# Set problem
Looking at the data below, count the lines that contain the string "intercept". Write only the total.

[start of Information given]

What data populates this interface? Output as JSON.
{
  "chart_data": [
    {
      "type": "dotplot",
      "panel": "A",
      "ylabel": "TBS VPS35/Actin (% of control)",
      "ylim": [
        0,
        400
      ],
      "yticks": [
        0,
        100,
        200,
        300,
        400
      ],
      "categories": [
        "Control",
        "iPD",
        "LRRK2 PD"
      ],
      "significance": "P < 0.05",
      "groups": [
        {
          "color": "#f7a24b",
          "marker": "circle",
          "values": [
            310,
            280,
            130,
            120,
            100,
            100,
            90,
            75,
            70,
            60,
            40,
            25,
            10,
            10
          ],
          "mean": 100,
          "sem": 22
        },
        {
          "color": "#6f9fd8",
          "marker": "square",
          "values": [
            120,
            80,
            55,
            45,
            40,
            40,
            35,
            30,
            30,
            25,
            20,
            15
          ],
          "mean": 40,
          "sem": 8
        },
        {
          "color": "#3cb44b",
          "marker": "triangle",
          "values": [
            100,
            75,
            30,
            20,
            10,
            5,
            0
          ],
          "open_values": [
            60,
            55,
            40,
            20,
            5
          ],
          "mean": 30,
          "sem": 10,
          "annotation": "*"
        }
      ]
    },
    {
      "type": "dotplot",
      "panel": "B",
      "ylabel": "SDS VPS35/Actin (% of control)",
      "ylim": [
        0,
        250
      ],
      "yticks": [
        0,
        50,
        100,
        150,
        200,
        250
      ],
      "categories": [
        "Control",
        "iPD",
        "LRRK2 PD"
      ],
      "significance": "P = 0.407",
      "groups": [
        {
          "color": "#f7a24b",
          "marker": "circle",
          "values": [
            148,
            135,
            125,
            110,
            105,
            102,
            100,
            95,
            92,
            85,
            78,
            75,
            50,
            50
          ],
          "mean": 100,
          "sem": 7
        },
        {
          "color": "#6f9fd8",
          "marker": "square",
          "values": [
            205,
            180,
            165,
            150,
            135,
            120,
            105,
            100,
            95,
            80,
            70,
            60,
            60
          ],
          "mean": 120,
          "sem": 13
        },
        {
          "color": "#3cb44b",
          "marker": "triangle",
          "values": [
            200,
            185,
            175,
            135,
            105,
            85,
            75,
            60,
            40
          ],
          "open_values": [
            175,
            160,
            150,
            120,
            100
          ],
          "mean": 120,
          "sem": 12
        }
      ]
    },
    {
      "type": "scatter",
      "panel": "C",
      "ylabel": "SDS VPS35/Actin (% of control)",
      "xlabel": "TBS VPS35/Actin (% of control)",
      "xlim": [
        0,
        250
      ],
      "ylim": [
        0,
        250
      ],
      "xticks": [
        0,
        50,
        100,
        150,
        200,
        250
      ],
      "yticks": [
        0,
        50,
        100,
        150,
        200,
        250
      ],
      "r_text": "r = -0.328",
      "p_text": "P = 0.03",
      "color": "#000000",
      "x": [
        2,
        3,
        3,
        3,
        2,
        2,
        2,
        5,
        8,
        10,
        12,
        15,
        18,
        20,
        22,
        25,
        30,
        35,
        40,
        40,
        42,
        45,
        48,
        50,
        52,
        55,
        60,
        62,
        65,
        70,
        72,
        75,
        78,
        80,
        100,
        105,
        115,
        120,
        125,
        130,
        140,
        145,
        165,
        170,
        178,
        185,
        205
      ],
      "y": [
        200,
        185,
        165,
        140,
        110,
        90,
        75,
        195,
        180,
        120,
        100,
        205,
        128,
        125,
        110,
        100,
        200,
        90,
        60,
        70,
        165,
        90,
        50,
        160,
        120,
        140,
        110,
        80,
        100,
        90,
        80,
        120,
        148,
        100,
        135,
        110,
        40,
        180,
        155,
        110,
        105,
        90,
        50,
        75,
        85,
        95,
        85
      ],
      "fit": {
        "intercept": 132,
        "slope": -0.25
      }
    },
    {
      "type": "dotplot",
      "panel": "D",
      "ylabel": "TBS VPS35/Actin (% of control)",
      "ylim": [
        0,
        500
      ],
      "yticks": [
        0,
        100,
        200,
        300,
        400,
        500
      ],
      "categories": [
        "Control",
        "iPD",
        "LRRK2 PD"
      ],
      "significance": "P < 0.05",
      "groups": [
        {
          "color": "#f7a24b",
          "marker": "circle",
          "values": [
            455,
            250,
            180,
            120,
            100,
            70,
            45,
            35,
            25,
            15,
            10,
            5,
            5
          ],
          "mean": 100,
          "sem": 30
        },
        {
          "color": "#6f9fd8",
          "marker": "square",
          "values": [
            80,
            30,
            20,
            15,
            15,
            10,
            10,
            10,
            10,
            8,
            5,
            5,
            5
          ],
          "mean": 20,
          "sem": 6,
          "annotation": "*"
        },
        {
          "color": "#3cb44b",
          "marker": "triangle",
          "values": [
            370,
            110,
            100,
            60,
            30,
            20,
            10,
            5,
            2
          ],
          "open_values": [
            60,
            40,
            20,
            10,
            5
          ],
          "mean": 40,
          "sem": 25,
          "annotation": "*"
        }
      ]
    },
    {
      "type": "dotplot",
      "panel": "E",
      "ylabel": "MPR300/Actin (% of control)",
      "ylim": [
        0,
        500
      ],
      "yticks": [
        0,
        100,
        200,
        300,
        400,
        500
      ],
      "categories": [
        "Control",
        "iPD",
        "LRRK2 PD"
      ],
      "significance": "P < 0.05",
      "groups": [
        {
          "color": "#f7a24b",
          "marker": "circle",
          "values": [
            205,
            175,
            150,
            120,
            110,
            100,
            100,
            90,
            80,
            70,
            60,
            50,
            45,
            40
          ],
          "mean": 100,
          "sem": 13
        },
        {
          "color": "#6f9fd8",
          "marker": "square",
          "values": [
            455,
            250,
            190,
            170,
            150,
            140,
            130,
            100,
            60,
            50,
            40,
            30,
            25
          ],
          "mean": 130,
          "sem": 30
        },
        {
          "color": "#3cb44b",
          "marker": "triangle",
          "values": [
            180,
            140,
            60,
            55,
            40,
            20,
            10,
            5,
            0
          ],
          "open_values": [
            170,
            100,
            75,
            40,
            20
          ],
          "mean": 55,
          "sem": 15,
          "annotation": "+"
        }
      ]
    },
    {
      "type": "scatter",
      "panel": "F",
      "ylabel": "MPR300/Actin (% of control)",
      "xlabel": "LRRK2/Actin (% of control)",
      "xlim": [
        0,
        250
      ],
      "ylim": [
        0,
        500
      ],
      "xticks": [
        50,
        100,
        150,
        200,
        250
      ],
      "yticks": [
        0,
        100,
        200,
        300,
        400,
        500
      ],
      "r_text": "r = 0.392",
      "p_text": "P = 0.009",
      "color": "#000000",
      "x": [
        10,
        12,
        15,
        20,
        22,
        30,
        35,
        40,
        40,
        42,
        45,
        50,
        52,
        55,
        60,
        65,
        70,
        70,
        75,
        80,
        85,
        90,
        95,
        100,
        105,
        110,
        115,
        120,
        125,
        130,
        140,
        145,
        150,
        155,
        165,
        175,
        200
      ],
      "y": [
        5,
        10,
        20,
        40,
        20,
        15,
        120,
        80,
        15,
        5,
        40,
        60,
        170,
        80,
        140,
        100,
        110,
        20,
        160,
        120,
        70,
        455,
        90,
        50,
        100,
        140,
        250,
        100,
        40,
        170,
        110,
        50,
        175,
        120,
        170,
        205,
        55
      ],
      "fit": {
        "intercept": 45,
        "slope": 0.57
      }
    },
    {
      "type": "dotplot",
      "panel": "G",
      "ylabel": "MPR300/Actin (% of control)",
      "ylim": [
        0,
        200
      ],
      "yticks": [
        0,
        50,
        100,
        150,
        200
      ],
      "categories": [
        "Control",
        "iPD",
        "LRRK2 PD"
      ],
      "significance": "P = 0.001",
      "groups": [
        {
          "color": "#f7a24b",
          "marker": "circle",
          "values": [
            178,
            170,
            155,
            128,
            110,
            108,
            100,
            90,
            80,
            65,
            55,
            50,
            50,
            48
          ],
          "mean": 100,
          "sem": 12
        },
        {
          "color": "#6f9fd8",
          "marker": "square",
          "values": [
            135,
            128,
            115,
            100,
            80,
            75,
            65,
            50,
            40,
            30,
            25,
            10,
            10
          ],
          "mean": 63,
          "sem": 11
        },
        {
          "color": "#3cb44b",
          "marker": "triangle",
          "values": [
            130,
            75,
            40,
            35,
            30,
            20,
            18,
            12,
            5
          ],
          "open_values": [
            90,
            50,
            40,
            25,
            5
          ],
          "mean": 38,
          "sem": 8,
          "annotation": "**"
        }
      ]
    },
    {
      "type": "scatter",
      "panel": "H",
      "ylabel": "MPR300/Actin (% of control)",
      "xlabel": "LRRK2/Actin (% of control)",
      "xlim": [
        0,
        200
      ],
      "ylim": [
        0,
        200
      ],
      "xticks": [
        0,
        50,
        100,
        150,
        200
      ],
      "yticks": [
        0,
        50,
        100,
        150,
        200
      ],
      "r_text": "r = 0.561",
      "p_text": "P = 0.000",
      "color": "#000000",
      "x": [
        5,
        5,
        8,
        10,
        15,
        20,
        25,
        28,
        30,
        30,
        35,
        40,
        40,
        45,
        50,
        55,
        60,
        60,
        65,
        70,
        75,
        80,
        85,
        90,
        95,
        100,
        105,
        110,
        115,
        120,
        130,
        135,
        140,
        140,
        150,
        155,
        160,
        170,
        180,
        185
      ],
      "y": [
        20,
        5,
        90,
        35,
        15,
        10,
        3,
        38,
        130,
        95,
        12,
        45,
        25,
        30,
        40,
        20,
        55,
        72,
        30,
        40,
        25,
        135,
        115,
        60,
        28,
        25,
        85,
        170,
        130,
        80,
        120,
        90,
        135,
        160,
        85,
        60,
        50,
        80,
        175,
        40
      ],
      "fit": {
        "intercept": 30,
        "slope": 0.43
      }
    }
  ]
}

[end of Information given]

# Answer to the task
3